TASK DETAILS
Without the images, write out all of the following entries exactly.

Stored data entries
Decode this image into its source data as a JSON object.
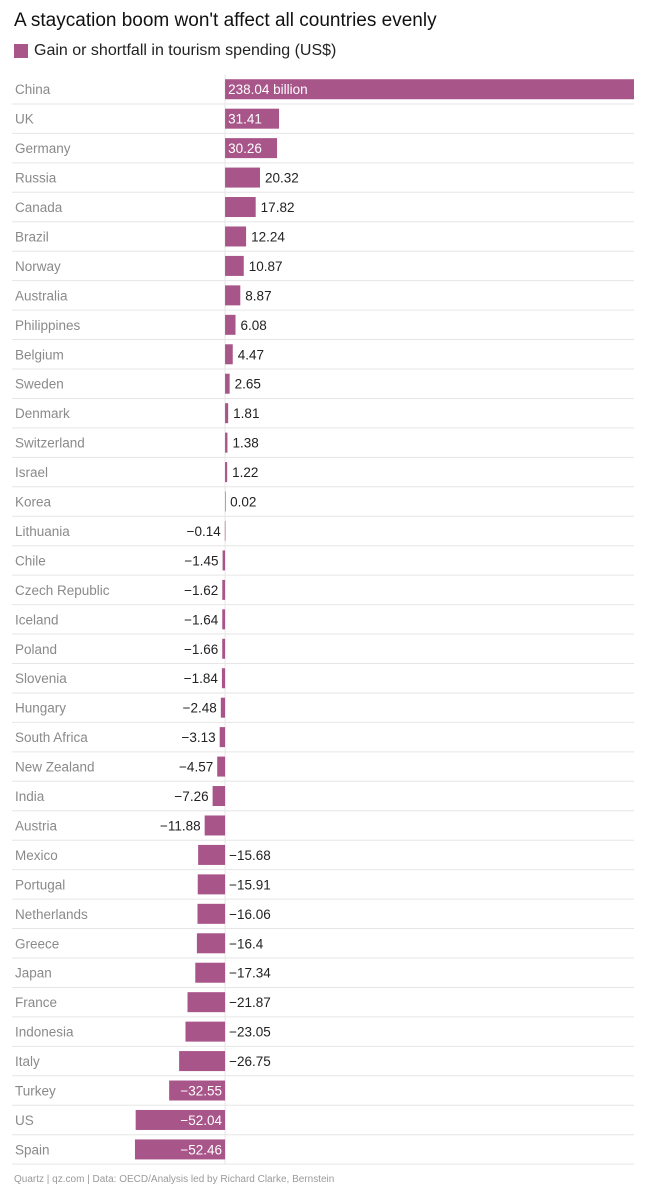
{
  "colors": {
    "bar": "#a8558a",
    "label_inside": "#ffffff",
    "label_outside": "#222222",
    "category_text": "#8a8a8a",
    "grid": "#e6e6e6"
  },
  "chart_data": {
    "type": "bar",
    "orientation": "horizontal",
    "title": "A staycation boom won't affect all countries evenly",
    "legend": "Gain or shortfall in tourism spending (US$)",
    "unit_suffix_first": " billion",
    "xlim": [
      -60,
      238.04
    ],
    "categories": [
      "China",
      "UK",
      "Germany",
      "Russia",
      "Canada",
      "Brazil",
      "Norway",
      "Australia",
      "Philippines",
      "Belgium",
      "Sweden",
      "Denmark",
      "Switzerland",
      "Israel",
      "Korea",
      "Lithuania",
      "Chile",
      "Czech Republic",
      "Iceland",
      "Poland",
      "Slovenia",
      "Hungary",
      "South Africa",
      "New Zealand",
      "India",
      "Austria",
      "Mexico",
      "Portugal",
      "Netherlands",
      "Greece",
      "Japan",
      "France",
      "Indonesia",
      "Italy",
      "Turkey",
      "US",
      "Spain"
    ],
    "values": [
      238.04,
      31.41,
      30.26,
      20.32,
      17.82,
      12.24,
      10.87,
      8.87,
      6.08,
      4.47,
      2.65,
      1.81,
      1.38,
      1.22,
      0.02,
      -0.14,
      -1.45,
      -1.62,
      -1.64,
      -1.66,
      -1.84,
      -2.48,
      -3.13,
      -4.57,
      -7.26,
      -11.88,
      -15.68,
      -15.91,
      -16.06,
      -16.4,
      -17.34,
      -21.87,
      -23.05,
      -26.75,
      -32.55,
      -52.04,
      -52.46
    ],
    "labels": [
      "238.04 billion",
      "31.41",
      "30.26",
      "20.32",
      "17.82",
      "12.24",
      "10.87",
      "8.87",
      "6.08",
      "4.47",
      "2.65",
      "1.81",
      "1.38",
      "1.22",
      "0.02",
      "−0.14",
      "−1.45",
      "−1.62",
      "−1.64",
      "−1.66",
      "−1.84",
      "−2.48",
      "−3.13",
      "−4.57",
      "−7.26",
      "−11.88",
      "−15.68",
      "−15.91",
      "−16.06",
      "−16.4",
      "−17.34",
      "−21.87",
      "−23.05",
      "−26.75",
      "−32.55",
      "−52.04",
      "−52.46"
    ],
    "label_inside": [
      true,
      true,
      true,
      false,
      false,
      false,
      false,
      false,
      false,
      false,
      false,
      false,
      false,
      false,
      false,
      false,
      false,
      false,
      false,
      false,
      false,
      false,
      false,
      false,
      false,
      false,
      false,
      false,
      false,
      false,
      false,
      false,
      false,
      false,
      true,
      true,
      true
    ]
  },
  "footer": "Quartz | qz.com | Data: OECD/Analysis led by Richard Clarke, Bernstein"
}
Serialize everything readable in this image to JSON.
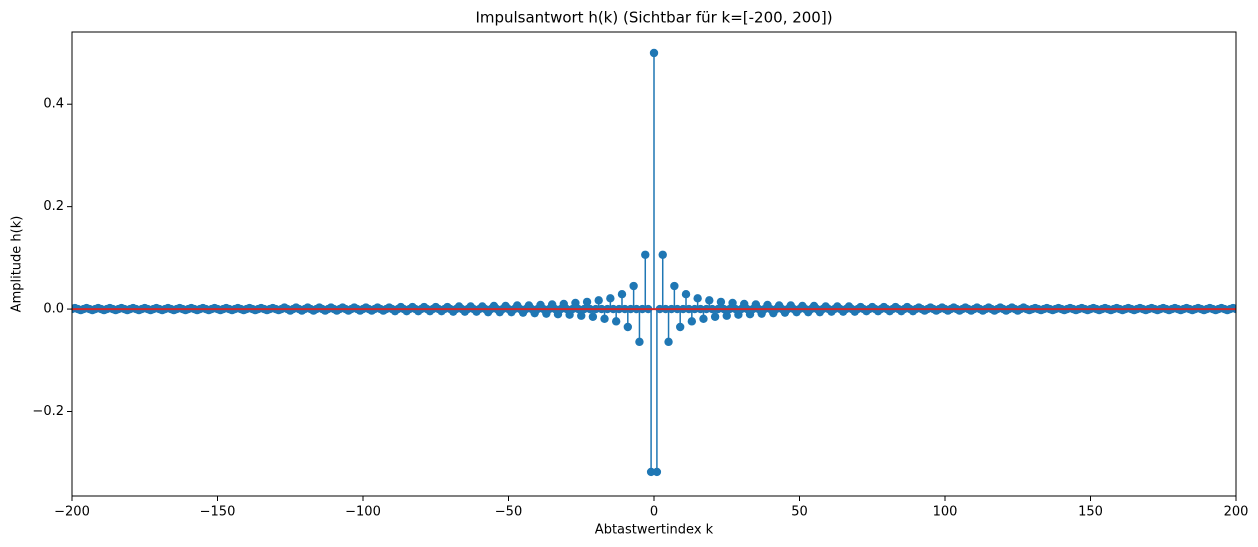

OUTPUT BELOW
Decode this image into its source data as a JSON object.
{
  "colors": {
    "bar": "#a8558a",
    "label_inside": "#ffffff",
    "label_outside": "#222222",
    "category_text": "#8a8a8a",
    "grid": "#e6e6e6"
  },
  "chart_data": {
    "type": "bar",
    "orientation": "horizontal",
    "title": "A staycation boom won't affect all countries evenly",
    "legend": "Gain or shortfall in tourism spending (US$)",
    "unit_suffix_first": " billion",
    "xlim": [
      -60,
      238.04
    ],
    "categories": [
      "China",
      "UK",
      "Germany",
      "Russia",
      "Canada",
      "Brazil",
      "Norway",
      "Australia",
      "Philippines",
      "Belgium",
      "Sweden",
      "Denmark",
      "Switzerland",
      "Israel",
      "Korea",
      "Lithuania",
      "Chile",
      "Czech Republic",
      "Iceland",
      "Poland",
      "Slovenia",
      "Hungary",
      "South Africa",
      "New Zealand",
      "India",
      "Austria",
      "Mexico",
      "Portugal",
      "Netherlands",
      "Greece",
      "Japan",
      "France",
      "Indonesia",
      "Italy",
      "Turkey",
      "US",
      "Spain"
    ],
    "values": [
      238.04,
      31.41,
      30.26,
      20.32,
      17.82,
      12.24,
      10.87,
      8.87,
      6.08,
      4.47,
      2.65,
      1.81,
      1.38,
      1.22,
      0.02,
      -0.14,
      -1.45,
      -1.62,
      -1.64,
      -1.66,
      -1.84,
      -2.48,
      -3.13,
      -4.57,
      -7.26,
      -11.88,
      -15.68,
      -15.91,
      -16.06,
      -16.4,
      -17.34,
      -21.87,
      -23.05,
      -26.75,
      -32.55,
      -52.04,
      -52.46
    ],
    "labels": [
      "238.04 billion",
      "31.41",
      "30.26",
      "20.32",
      "17.82",
      "12.24",
      "10.87",
      "8.87",
      "6.08",
      "4.47",
      "2.65",
      "1.81",
      "1.38",
      "1.22",
      "0.02",
      "−0.14",
      "−1.45",
      "−1.62",
      "−1.64",
      "−1.66",
      "−1.84",
      "−2.48",
      "−3.13",
      "−4.57",
      "−7.26",
      "−11.88",
      "−15.68",
      "−15.91",
      "−16.06",
      "−16.4",
      "−17.34",
      "−21.87",
      "−23.05",
      "−26.75",
      "−32.55",
      "−52.04",
      "−52.46"
    ],
    "label_inside": [
      true,
      true,
      true,
      false,
      false,
      false,
      false,
      false,
      false,
      false,
      false,
      false,
      false,
      false,
      false,
      false,
      false,
      false,
      false,
      false,
      false,
      false,
      false,
      false,
      false,
      false,
      false,
      false,
      false,
      false,
      false,
      false,
      false,
      false,
      true,
      true,
      true
    ]
  },
  "footer": "Quartz | qz.com | Data: OECD/Analysis led by Richard Clarke, Bernstein"
}
Serialize everything readable in this image to JSON.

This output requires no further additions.